RECORDED DATA =

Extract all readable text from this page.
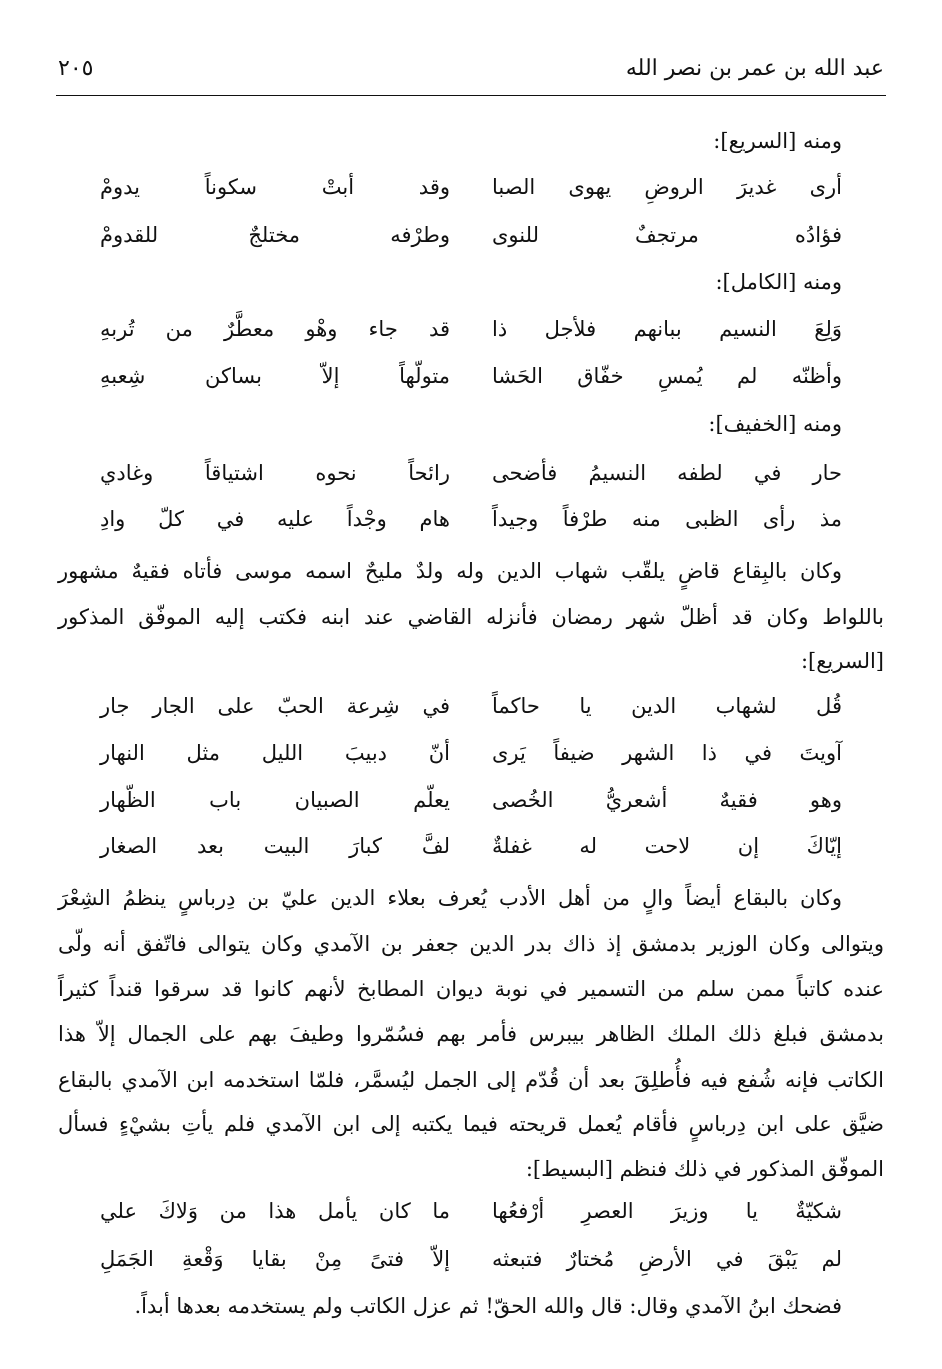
عبد الله بن عمر بن نصر الله
٢٠٥
ومنه [السريع]:
أرى غديرَ الروضِ يهوى الصبا
وقد أبتْ سكوناً يدومْ
فؤادُه مرتجفٌ للنوى
وطرْفه مختلجٌ للقدومْ
ومنه [الكامل]:
وَلِعَ النسيم ببانهم فلأجل ذا
قد جاء وهْو معطَّرٌ من تُربهِ
وأظنّه لم يُمسِ خفّاق الحَشا
متولّهاً إلاّ بساكن شِعبهِ
ومنه [الخفيف]:
حار في لطفه النسيمُ فأضحى
رائحاً نحوه اشتياقاً وغادي
مذ رأى الظبى منه طرْفاً وجيداً
هام وجْداً عليه في كلّ وادِ
وكان بالبِقاع قاضٍ يلقّب شهاب الدين وله ولدٌ مليحٌ اسمه موسى فأتاه فقيهٌ مشهور
باللواط وكان قد أظلّ شهر رمضان فأنزله القاضي عند ابنه فكتب إليه الموفّق المذكور
[السريع]:
قُل لشهاب الدين يا حاكماً
في شِرعة الحبّ على الجار جار
آويتَ في ذا الشهر ضيفاً يَرى
أنّ دبيبَ الليل مثل النهار
وهو فقيهٌ أشعريُّ الخُصى
يعلّم الصبيان باب الظّهار
إيّاكَ إن لاحت له غفلةٌ
لفَّ كبارَ البيت بعد الصغار
وكان بالبقاع أيضاً والٍ من أهل الأدب يُعرف بعلاء الدين عليّ بن دِرباسٍ ينظمُ الشِعْرَ
ويتوالى وكان الوزير بدمشق إذ ذاك بدر الدين جعفر بن الآمدي وكان يتوالى فاتّفق أنه ولّى
عنده كاتباً ممن سلم من التسمير في نوبة ديوان المطابخ لأنهم كانوا قد سرقوا قنداً كثيراً
بدمشق فبلغ ذلك الملك الظاهر بيبرس فأمر بهم فسُمّروا وطيفَ بهم على الجمال إلاّ هذا
الكاتب فإنه شُفع فيه فأُطلِقَ بعد أن قُدّم إلى الجمل ليُسمَّر، فلمّا استخدمه ابن الآمدي بالبقاع
ضيَّق على ابن دِرباسٍ فأقام يُعمل قريحته فيما يكتبه إلى ابن الآمدي فلم يأتِ بشيْءٍ فسأل
الموفّق المذكور في ذلك فنظم [البسيط]:
شكيّةٌ يا وزيرَ العصرِ أرْفعُها
ما كان يأمل هذا من وَلاكَ علي
لم يَبْقَ في الأرضِ مُختارٌ فتبعثه
إلاّ فتىً مِنْ بقايا وَقْعةِ الجَمَلِ
فضحك ابنُ الآمدي وقال: قال والله الحقّ! ثم عزل الكاتب ولم يستخدمه بعدها أبداً.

WHAT IS REQUIRED = Copy the records above exactly. The pictures are not part of the copy.

ANSWER =
Extract all readable text from this page.
عبد الله بن عمر بن نصر الله
٢٠٥
ومنه [السريع]:
أرى غديرَ الروضِ يهوى الصبا
وقد أبتْ سكوناً يدومْ
فؤادُه مرتجفٌ للنوى
وطرْفه مختلجٌ للقدومْ
ومنه [الكامل]:
وَلِعَ النسيم ببانهم فلأجل ذا
قد جاء وهْو معطَّرٌ من تُربهِ
وأظنّه لم يُمسِ خفّاق الحَشا
متولّهاً إلاّ بساكن شِعبهِ
ومنه [الخفيف]:
حار في لطفه النسيمُ فأضحى
رائحاً نحوه اشتياقاً وغادي
مذ رأى الظبى منه طرْفاً وجيداً
هام وجْداً عليه في كلّ وادِ
وكان بالبِقاع قاضٍ يلقّب شهاب الدين وله ولدٌ مليحٌ اسمه موسى فأتاه فقيهٌ مشهور
باللواط وكان قد أظلّ شهر رمضان فأنزله القاضي عند ابنه فكتب إليه الموفّق المذكور
[السريع]:
قُل لشهاب الدين يا حاكماً
في شِرعة الحبّ على الجار جار
آويتَ في ذا الشهر ضيفاً يَرى
أنّ دبيبَ الليل مثل النهار
وهو فقيهٌ أشعريُّ الخُصى
يعلّم الصبيان باب الظّهار
إيّاكَ إن لاحت له غفلةٌ
لفَّ كبارَ البيت بعد الصغار
وكان بالبقاع أيضاً والٍ من أهل الأدب يُعرف بعلاء الدين عليّ بن دِرباسٍ ينظمُ الشِعْرَ
ويتوالى وكان الوزير بدمشق إذ ذاك بدر الدين جعفر بن الآمدي وكان يتوالى فاتّفق أنه ولّى
عنده كاتباً ممن سلم من التسمير في نوبة ديوان المطابخ لأنهم كانوا قد سرقوا قنداً كثيراً
بدمشق فبلغ ذلك الملك الظاهر بيبرس فأمر بهم فسُمّروا وطيفَ بهم على الجمال إلاّ هذا
الكاتب فإنه شُفع فيه فأُطلِقَ بعد أن قُدّم إلى الجمل ليُسمَّر، فلمّا استخدمه ابن الآمدي بالبقاع
ضيَّق على ابن دِرباسٍ فأقام يُعمل قريحته فيما يكتبه إلى ابن الآمدي فلم يأتِ بشيْءٍ فسأل
الموفّق المذكور في ذلك فنظم [البسيط]:
شكيّةٌ يا وزيرَ العصرِ أرْفعُها
ما كان يأمل هذا من وَلاكَ علي
لم يَبْقَ في الأرضِ مُختارٌ فتبعثه
إلاّ فتىً مِنْ بقايا وَقْعةِ الجَمَلِ
فضحك ابنُ الآمدي وقال: قال والله الحقّ! ثم عزل الكاتب ولم يستخدمه بعدها أبداً.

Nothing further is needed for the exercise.